# [Challenge]
Can you output the material exactly as written, minus any pictures it holds?

════════════════

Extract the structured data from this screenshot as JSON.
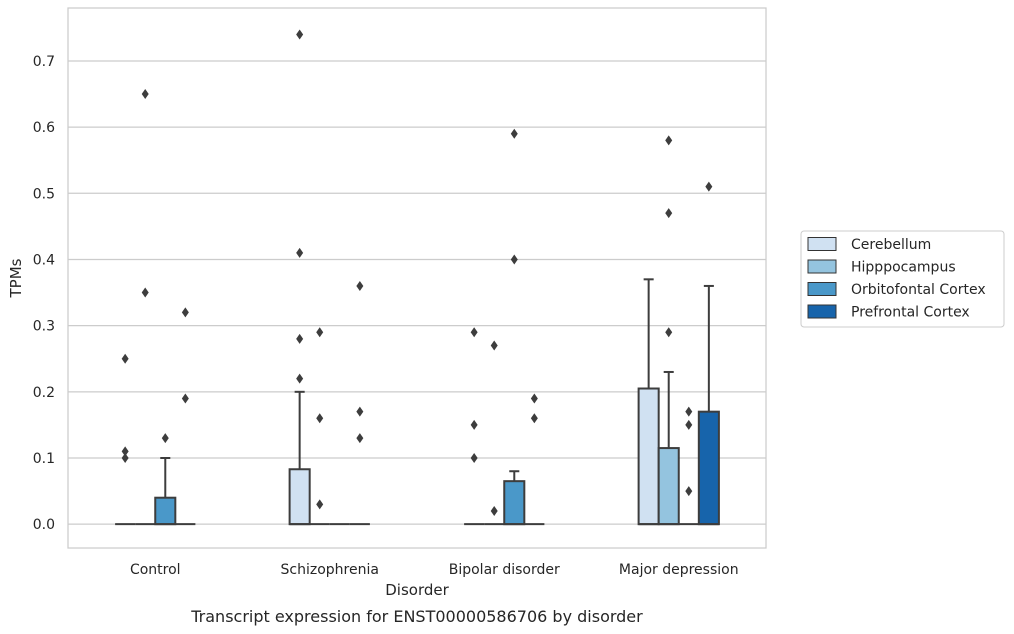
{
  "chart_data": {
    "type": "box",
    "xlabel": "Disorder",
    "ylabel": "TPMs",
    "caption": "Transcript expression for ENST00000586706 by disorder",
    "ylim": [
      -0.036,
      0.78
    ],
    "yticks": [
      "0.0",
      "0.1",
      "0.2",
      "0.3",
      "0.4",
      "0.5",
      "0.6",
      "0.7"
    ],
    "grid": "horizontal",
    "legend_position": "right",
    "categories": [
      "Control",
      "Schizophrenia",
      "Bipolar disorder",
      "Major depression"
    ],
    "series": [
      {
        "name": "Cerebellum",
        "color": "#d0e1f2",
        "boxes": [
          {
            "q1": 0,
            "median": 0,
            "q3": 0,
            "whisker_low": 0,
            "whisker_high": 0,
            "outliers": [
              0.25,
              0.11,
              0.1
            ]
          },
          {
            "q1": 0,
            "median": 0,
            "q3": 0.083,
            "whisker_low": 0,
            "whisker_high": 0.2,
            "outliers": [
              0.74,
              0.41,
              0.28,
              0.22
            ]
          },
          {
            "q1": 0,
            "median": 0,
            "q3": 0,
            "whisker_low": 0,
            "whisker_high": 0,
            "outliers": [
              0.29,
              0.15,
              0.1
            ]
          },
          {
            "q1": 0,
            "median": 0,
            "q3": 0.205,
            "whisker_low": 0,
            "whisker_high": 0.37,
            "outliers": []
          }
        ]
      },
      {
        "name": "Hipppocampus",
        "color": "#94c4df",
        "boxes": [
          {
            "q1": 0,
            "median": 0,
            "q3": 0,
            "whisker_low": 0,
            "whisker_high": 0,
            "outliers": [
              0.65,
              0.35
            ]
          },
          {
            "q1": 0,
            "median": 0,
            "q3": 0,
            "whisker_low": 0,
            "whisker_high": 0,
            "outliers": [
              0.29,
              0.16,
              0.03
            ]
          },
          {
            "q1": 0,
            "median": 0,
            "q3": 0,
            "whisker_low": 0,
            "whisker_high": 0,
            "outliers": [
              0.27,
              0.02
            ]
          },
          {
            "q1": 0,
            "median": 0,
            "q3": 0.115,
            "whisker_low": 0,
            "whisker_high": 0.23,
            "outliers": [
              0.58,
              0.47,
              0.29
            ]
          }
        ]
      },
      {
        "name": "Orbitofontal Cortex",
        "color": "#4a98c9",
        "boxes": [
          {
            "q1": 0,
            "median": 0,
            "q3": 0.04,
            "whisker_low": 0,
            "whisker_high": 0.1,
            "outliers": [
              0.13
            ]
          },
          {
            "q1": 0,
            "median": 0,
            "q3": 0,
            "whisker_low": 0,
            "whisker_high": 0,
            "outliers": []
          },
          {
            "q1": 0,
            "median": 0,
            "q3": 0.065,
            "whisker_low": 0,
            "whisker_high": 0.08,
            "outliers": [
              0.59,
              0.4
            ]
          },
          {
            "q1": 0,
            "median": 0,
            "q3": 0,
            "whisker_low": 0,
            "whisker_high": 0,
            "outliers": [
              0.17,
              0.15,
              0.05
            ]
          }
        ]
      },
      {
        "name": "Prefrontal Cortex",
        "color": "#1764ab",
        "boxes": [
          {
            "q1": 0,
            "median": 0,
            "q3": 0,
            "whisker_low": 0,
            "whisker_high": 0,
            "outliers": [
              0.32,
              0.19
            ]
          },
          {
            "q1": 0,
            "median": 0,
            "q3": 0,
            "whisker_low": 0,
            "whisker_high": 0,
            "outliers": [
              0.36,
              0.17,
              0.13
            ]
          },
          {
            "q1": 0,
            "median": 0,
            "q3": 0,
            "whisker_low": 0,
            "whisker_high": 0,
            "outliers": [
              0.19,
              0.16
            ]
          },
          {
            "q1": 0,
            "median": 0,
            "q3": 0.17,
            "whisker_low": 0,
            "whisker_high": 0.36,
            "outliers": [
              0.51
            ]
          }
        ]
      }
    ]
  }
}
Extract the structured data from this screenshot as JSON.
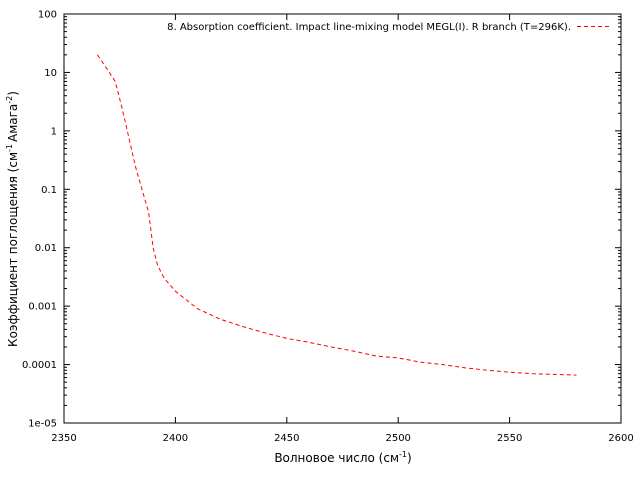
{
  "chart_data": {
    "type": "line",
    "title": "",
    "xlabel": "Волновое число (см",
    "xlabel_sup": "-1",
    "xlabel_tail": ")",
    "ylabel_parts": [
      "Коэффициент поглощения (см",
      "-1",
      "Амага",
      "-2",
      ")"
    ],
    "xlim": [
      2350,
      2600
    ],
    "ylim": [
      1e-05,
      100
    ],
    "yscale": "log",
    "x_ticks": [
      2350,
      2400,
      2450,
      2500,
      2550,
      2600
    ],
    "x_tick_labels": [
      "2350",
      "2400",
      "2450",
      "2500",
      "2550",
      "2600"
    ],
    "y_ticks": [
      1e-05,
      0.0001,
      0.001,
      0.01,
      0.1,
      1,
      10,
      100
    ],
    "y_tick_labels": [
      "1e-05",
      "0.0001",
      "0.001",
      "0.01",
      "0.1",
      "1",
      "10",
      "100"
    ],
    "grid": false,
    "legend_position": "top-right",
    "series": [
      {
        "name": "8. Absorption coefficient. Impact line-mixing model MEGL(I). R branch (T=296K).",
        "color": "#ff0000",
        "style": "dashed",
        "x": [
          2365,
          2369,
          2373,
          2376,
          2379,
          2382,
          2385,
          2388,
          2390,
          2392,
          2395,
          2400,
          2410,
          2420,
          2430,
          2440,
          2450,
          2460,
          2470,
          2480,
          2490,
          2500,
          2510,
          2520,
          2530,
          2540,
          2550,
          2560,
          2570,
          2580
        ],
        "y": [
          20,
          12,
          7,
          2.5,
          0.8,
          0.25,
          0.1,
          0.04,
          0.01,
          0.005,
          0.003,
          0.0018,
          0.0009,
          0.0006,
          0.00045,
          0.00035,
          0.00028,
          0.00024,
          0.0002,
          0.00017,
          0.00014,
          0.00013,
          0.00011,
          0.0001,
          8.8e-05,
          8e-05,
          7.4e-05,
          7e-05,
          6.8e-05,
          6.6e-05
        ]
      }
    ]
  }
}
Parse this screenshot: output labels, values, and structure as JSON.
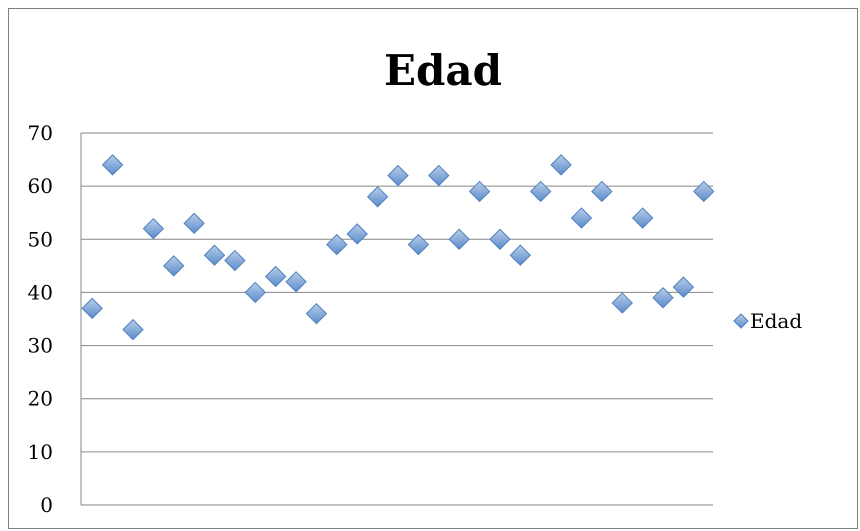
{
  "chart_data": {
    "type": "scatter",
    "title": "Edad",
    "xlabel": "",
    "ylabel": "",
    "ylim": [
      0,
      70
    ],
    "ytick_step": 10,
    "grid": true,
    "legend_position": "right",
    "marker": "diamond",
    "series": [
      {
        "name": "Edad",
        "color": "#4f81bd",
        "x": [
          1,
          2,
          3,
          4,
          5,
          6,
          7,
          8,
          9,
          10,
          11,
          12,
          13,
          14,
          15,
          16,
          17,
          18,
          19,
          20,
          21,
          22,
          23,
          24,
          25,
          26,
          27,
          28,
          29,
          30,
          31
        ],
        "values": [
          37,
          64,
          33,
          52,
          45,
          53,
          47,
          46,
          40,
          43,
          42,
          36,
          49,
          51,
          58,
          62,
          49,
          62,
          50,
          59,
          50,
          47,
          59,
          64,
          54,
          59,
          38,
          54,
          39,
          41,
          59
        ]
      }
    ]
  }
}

════════════════

# [The solution]
Extract the structured data from this screenshot as JSON.
{
  "chart_data": {
    "type": "box",
    "xlabel": "Disorder",
    "ylabel": "TPMs",
    "caption": "Transcript expression for ENST00000586706 by disorder",
    "ylim": [
      -0.036,
      0.78
    ],
    "yticks": [
      "0.0",
      "0.1",
      "0.2",
      "0.3",
      "0.4",
      "0.5",
      "0.6",
      "0.7"
    ],
    "grid": "horizontal",
    "legend_position": "right",
    "categories": [
      "Control",
      "Schizophrenia",
      "Bipolar disorder",
      "Major depression"
    ],
    "series": [
      {
        "name": "Cerebellum",
        "color": "#d0e1f2",
        "boxes": [
          {
            "q1": 0,
            "median": 0,
            "q3": 0,
            "whisker_low": 0,
            "whisker_high": 0,
            "outliers": [
              0.25,
              0.11,
              0.1
            ]
          },
          {
            "q1": 0,
            "median": 0,
            "q3": 0.083,
            "whisker_low": 0,
            "whisker_high": 0.2,
            "outliers": [
              0.74,
              0.41,
              0.28,
              0.22
            ]
          },
          {
            "q1": 0,
            "median": 0,
            "q3": 0,
            "whisker_low": 0,
            "whisker_high": 0,
            "outliers": [
              0.29,
              0.15,
              0.1
            ]
          },
          {
            "q1": 0,
            "median": 0,
            "q3": 0.205,
            "whisker_low": 0,
            "whisker_high": 0.37,
            "outliers": []
          }
        ]
      },
      {
        "name": "Hipppocampus",
        "color": "#94c4df",
        "boxes": [
          {
            "q1": 0,
            "median": 0,
            "q3": 0,
            "whisker_low": 0,
            "whisker_high": 0,
            "outliers": [
              0.65,
              0.35
            ]
          },
          {
            "q1": 0,
            "median": 0,
            "q3": 0,
            "whisker_low": 0,
            "whisker_high": 0,
            "outliers": [
              0.29,
              0.16,
              0.03
            ]
          },
          {
            "q1": 0,
            "median": 0,
            "q3": 0,
            "whisker_low": 0,
            "whisker_high": 0,
            "outliers": [
              0.27,
              0.02
            ]
          },
          {
            "q1": 0,
            "median": 0,
            "q3": 0.115,
            "whisker_low": 0,
            "whisker_high": 0.23,
            "outliers": [
              0.58,
              0.47,
              0.29
            ]
          }
        ]
      },
      {
        "name": "Orbitofontal Cortex",
        "color": "#4a98c9",
        "boxes": [
          {
            "q1": 0,
            "median": 0,
            "q3": 0.04,
            "whisker_low": 0,
            "whisker_high": 0.1,
            "outliers": [
              0.13
            ]
          },
          {
            "q1": 0,
            "median": 0,
            "q3": 0,
            "whisker_low": 0,
            "whisker_high": 0,
            "outliers": []
          },
          {
            "q1": 0,
            "median": 0,
            "q3": 0.065,
            "whisker_low": 0,
            "whisker_high": 0.08,
            "outliers": [
              0.59,
              0.4
            ]
          },
          {
            "q1": 0,
            "median": 0,
            "q3": 0,
            "whisker_low": 0,
            "whisker_high": 0,
            "outliers": [
              0.17,
              0.15,
              0.05
            ]
          }
        ]
      },
      {
        "name": "Prefrontal Cortex",
        "color": "#1764ab",
        "boxes": [
          {
            "q1": 0,
            "median": 0,
            "q3": 0,
            "whisker_low": 0,
            "whisker_high": 0,
            "outliers": [
              0.32,
              0.19
            ]
          },
          {
            "q1": 0,
            "median": 0,
            "q3": 0,
            "whisker_low": 0,
            "whisker_high": 0,
            "outliers": [
              0.36,
              0.17,
              0.13
            ]
          },
          {
            "q1": 0,
            "median": 0,
            "q3": 0,
            "whisker_low": 0,
            "whisker_high": 0,
            "outliers": [
              0.19,
              0.16
            ]
          },
          {
            "q1": 0,
            "median": 0,
            "q3": 0.17,
            "whisker_low": 0,
            "whisker_high": 0.36,
            "outliers": [
              0.51
            ]
          }
        ]
      }
    ]
  }
}
Extract the structured data from this screenshot as JSON.
{
  "chart_data": {
    "type": "line",
    "title": "",
    "xlabel": "Волновое число (см",
    "xlabel_sup": "-1",
    "xlabel_tail": ")",
    "ylabel_parts": [
      "Коэффициент поглощения (см",
      "-1",
      "Амага",
      "-2",
      ")"
    ],
    "xlim": [
      2350,
      2600
    ],
    "ylim": [
      1e-05,
      100
    ],
    "yscale": "log",
    "x_ticks": [
      2350,
      2400,
      2450,
      2500,
      2550,
      2600
    ],
    "x_tick_labels": [
      "2350",
      "2400",
      "2450",
      "2500",
      "2550",
      "2600"
    ],
    "y_ticks": [
      1e-05,
      0.0001,
      0.001,
      0.01,
      0.1,
      1,
      10,
      100
    ],
    "y_tick_labels": [
      "1e-05",
      "0.0001",
      "0.001",
      "0.01",
      "0.1",
      "1",
      "10",
      "100"
    ],
    "grid": false,
    "legend_position": "top-right",
    "series": [
      {
        "name": "8. Absorption coefficient. Impact line-mixing model MEGL(I). R branch (T=296K).",
        "color": "#ff0000",
        "style": "dashed",
        "x": [
          2365,
          2369,
          2373,
          2376,
          2379,
          2382,
          2385,
          2388,
          2390,
          2392,
          2395,
          2400,
          2410,
          2420,
          2430,
          2440,
          2450,
          2460,
          2470,
          2480,
          2490,
          2500,
          2510,
          2520,
          2530,
          2540,
          2550,
          2560,
          2570,
          2580
        ],
        "y": [
          20,
          12,
          7,
          2.5,
          0.8,
          0.25,
          0.1,
          0.04,
          0.01,
          0.005,
          0.003,
          0.0018,
          0.0009,
          0.0006,
          0.00045,
          0.00035,
          0.00028,
          0.00024,
          0.0002,
          0.00017,
          0.00014,
          0.00013,
          0.00011,
          0.0001,
          8.8e-05,
          8e-05,
          7.4e-05,
          7e-05,
          6.8e-05,
          6.6e-05
        ]
      }
    ]
  }
}
Parse this screenshot: output labels, values, and structure as JSON.
{
  "chart_data": {
    "type": "scatter",
    "title": "Edad",
    "xlabel": "",
    "ylabel": "",
    "ylim": [
      0,
      70
    ],
    "ytick_step": 10,
    "grid": true,
    "legend_position": "right",
    "marker": "diamond",
    "series": [
      {
        "name": "Edad",
        "color": "#4f81bd",
        "x": [
          1,
          2,
          3,
          4,
          5,
          6,
          7,
          8,
          9,
          10,
          11,
          12,
          13,
          14,
          15,
          16,
          17,
          18,
          19,
          20,
          21,
          22,
          23,
          24,
          25,
          26,
          27,
          28,
          29,
          30,
          31
        ],
        "values": [
          37,
          64,
          33,
          52,
          45,
          53,
          47,
          46,
          40,
          43,
          42,
          36,
          49,
          51,
          58,
          62,
          49,
          62,
          50,
          59,
          50,
          47,
          59,
          64,
          54,
          59,
          38,
          54,
          39,
          41,
          59
        ]
      }
    ]
  }
}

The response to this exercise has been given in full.